Your objective: Reproduce all the lines below exactly and omit the images.

Recorded data
>> BEGIN
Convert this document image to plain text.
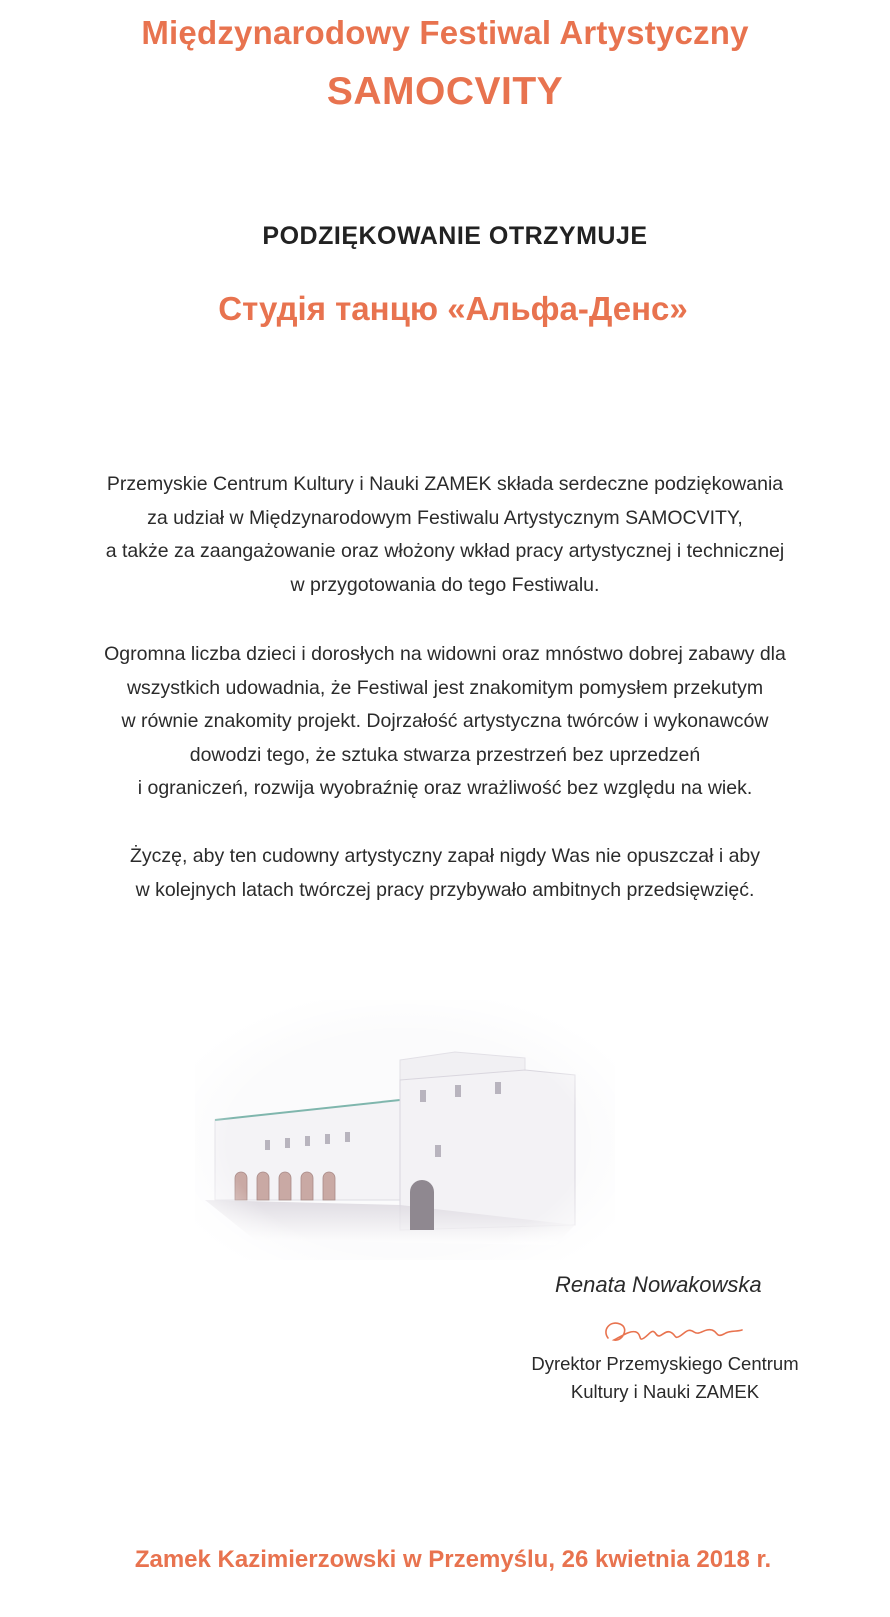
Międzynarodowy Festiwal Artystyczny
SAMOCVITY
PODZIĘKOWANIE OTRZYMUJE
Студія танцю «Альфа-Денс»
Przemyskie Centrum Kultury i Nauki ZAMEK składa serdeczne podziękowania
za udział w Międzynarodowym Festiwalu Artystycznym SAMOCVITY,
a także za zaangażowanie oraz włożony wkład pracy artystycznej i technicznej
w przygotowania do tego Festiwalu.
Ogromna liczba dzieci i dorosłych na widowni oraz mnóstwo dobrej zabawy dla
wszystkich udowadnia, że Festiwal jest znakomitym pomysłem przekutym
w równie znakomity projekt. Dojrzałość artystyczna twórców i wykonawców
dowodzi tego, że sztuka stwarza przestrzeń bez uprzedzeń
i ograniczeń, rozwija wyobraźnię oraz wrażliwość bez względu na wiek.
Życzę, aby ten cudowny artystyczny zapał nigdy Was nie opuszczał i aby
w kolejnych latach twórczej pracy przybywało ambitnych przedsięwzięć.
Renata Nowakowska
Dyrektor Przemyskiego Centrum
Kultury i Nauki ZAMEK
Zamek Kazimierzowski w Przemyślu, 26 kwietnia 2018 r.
>> END
Reply to the task:
Convert this document image to plain text.
Międzynarodowy Festiwal Artystyczny
SAMOCVITY
PODZIĘKOWANIE OTRZYMUJE
Студія танцю «Альфа-Денс»
Przemyskie Centrum Kultury i Nauki ZAMEK składa serdeczne podziękowania
za udział w Międzynarodowym Festiwalu Artystycznym SAMOCVITY,
a także za zaangażowanie oraz włożony wkład pracy artystycznej i technicznej
w przygotowania do tego Festiwalu.
Ogromna liczba dzieci i dorosłych na widowni oraz mnóstwo dobrej zabawy dla
wszystkich udowadnia, że Festiwal jest znakomitym pomysłem przekutym
w równie znakomity projekt. Dojrzałość artystyczna twórców i wykonawców
dowodzi tego, że sztuka stwarza przestrzeń bez uprzedzeń
i ograniczeń, rozwija wyobraźnię oraz wrażliwość bez względu na wiek.
Życzę, aby ten cudowny artystyczny zapał nigdy Was nie opuszczał i aby
w kolejnych latach twórczej pracy przybywało ambitnych przedsięwzięć.
Renata Nowakowska
Dyrektor Przemyskiego Centrum
Kultury i Nauki ZAMEK
Zamek Kazimierzowski w Przemyślu, 26 kwietnia 2018 r.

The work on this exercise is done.